WHAT THIS TASK INVOLVES: Look through the lines below and state how many hold the word "icon". Write only the number.

### ENTRIES SUPPLIED

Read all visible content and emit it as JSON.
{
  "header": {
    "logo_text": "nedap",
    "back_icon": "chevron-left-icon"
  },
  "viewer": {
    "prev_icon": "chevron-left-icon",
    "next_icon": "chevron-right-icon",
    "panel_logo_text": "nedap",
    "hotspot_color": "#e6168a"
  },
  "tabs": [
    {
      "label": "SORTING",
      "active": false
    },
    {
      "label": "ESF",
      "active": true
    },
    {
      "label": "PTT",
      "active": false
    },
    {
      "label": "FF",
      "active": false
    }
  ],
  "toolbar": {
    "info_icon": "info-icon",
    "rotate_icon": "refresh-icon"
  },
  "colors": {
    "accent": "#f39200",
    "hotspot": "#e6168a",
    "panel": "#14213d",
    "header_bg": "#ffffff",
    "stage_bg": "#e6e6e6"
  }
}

######

EXERCISE OUTPUT: 5